__Records for the task__.
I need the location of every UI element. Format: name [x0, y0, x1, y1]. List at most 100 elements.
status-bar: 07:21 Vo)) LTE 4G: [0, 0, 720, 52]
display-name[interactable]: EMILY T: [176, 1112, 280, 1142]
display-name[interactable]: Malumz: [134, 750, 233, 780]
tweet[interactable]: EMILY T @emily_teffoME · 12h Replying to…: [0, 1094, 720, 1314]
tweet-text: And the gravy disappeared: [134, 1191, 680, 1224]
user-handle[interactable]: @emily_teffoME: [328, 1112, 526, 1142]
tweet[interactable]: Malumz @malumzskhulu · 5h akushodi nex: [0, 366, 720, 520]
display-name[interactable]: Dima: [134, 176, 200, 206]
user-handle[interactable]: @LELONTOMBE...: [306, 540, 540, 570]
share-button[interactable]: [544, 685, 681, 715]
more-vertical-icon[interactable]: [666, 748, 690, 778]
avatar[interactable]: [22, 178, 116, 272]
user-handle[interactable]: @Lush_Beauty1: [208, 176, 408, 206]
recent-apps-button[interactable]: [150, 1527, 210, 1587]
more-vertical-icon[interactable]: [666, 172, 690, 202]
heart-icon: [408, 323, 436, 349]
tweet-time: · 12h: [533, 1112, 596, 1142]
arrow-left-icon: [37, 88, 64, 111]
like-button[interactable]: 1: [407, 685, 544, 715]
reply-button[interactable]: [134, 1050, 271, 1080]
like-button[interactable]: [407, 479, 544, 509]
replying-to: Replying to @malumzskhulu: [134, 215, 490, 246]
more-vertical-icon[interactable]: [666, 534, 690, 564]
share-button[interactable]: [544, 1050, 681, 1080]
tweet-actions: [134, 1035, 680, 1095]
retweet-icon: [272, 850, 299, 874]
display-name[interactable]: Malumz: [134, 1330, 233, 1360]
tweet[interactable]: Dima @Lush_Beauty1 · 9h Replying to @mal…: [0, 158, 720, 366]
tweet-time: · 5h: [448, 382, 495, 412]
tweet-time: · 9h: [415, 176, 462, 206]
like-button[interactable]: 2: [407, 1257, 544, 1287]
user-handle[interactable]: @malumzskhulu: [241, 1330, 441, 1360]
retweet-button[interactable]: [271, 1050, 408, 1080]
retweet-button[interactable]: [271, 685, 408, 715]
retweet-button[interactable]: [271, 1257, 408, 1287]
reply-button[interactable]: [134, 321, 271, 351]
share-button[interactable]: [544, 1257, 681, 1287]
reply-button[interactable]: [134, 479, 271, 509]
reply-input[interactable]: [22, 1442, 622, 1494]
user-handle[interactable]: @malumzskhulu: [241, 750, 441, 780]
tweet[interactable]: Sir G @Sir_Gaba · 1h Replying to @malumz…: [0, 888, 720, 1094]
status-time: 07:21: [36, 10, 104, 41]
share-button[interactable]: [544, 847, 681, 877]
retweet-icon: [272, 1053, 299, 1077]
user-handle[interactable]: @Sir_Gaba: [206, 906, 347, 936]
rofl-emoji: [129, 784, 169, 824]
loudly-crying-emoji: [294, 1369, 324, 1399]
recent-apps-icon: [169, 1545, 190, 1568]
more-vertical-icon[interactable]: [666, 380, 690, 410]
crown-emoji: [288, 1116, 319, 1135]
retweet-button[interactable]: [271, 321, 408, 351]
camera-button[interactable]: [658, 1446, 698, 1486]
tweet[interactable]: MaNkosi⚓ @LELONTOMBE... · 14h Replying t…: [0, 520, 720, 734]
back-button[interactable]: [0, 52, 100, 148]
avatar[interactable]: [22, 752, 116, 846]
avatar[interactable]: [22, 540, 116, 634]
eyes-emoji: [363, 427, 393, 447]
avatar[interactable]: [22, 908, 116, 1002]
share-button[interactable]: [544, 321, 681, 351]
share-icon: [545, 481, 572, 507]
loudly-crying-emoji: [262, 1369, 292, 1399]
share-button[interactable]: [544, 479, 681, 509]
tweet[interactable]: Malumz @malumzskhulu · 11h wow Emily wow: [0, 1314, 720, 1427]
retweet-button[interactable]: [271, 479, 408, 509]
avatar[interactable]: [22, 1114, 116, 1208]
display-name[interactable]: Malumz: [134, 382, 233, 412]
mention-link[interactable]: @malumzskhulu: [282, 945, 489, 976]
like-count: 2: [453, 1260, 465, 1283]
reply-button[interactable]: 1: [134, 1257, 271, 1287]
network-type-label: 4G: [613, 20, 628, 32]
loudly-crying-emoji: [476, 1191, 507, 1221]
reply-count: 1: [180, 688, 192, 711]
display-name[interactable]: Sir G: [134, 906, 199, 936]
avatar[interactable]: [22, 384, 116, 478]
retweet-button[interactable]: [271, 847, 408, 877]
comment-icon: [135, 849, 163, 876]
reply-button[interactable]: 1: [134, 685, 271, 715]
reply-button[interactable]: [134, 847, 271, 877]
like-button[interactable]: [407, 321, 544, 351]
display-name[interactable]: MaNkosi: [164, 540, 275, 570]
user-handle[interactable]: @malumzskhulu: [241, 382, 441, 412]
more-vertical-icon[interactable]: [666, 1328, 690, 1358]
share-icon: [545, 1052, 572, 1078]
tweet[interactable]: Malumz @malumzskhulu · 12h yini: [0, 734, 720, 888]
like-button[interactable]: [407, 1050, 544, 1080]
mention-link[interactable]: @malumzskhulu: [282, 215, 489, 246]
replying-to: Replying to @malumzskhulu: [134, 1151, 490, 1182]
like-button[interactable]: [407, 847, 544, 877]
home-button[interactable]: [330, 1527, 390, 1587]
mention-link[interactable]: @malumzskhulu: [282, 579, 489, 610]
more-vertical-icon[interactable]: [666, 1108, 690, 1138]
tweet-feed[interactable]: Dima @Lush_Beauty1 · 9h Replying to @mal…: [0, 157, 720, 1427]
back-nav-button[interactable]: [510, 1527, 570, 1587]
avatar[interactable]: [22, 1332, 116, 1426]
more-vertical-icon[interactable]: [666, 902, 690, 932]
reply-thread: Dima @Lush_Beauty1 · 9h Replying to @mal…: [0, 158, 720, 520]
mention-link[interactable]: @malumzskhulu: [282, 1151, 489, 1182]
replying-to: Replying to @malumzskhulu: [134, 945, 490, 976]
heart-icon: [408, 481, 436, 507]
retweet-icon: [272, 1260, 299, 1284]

__Task brief__. Format the records, from the first line through the line containing "share-button[interactable]: [544, 1257, 681, 1287]", as a Markdown table with the columns Row and Entry. Put a row number in Row and one line per row in Entry, leaving out blank lines.

__Final result__.
| Row | Entry |
|---|---|
| 1 | I need the location of every UI element. Format: name [x0, y0, x1, y1]. List at most 100 elements. |
| 2 | status-bar: 07:21 Vo)) LTE 4G: [0, 0, 720, 52] |
| 3 | display-name[interactable]: EMILY T: [176, 1112, 280, 1142] |
| 4 | display-name[interactable]: Malumz: [134, 750, 233, 780] |
| 5 | tweet[interactable]: EMILY T @emily_teffoME · 12h Replying to…: [0, 1094, 720, 1314] |
| 6 | tweet-text: And the gravy disappeared: [134, 1191, 680, 1224] |
| 7 | user-handle[interactable]: @emily_teffoME: [328, 1112, 526, 1142] |
| 8 | tweet[interactable]: Malumz @malumzskhulu · 5h akushodi nex: [0, 366, 720, 520] |
| 9 | display-name[interactable]: Dima: [134, 176, 200, 206] |
| 10 | user-handle[interactable]: @LELONTOMBE...: [306, 540, 540, 570] |
| 11 | share-button[interactable]: [544, 685, 681, 715] |
| 12 | more-vertical-icon[interactable]: [666, 748, 690, 778] |
| 13 | avatar[interactable]: [22, 178, 116, 272] |
| 14 | user-handle[interactable]: @Lush_Beauty1: [208, 176, 408, 206] |
| 15 | recent-apps-button[interactable]: [150, 1527, 210, 1587] |
| 16 | more-vertical-icon[interactable]: [666, 172, 690, 202] |
| 17 | heart-icon: [408, 323, 436, 349] |
| 18 | tweet-time: · 12h: [533, 1112, 596, 1142] |
| 19 | arrow-left-icon: [37, 88, 64, 111] |
| 20 | like-button[interactable]: 1: [407, 685, 544, 715] |
| 21 | reply-button[interactable]: [134, 1050, 271, 1080] |
| 22 | like-button[interactable]: [407, 479, 544, 509] |
| 23 | replying-to: Replying to @malumzskhulu: [134, 215, 490, 246] |
| 24 | more-vertical-icon[interactable]: [666, 534, 690, 564] |
| 25 | share-button[interactable]: [544, 1050, 681, 1080] |
| 26 | tweet-actions: [134, 1035, 680, 1095] |
| 27 | retweet-icon: [272, 850, 299, 874] |
| 28 | display-name[interactable]: Malumz: [134, 1330, 233, 1360] |
| 29 | tweet[interactable]: Dima @Lush_Beauty1 · 9h Replying to @mal…: [0, 158, 720, 366] |
| 30 | tweet-time: · 5h: [448, 382, 495, 412] |
| 31 | tweet-time: · 9h: [415, 176, 462, 206] |
| 32 | like-button[interactable]: 2: [407, 1257, 544, 1287] |
| 33 | user-handle[interactable]: @malumzskhulu: [241, 1330, 441, 1360] |
| 34 | retweet-button[interactable]: [271, 1050, 408, 1080] |
| 35 | retweet-button[interactable]: [271, 685, 408, 715] |
| 36 | retweet-button[interactable]: [271, 1257, 408, 1287] |
| 37 | reply-button[interactable]: [134, 321, 271, 351] |
| 38 | share-button[interactable]: [544, 1257, 681, 1287] |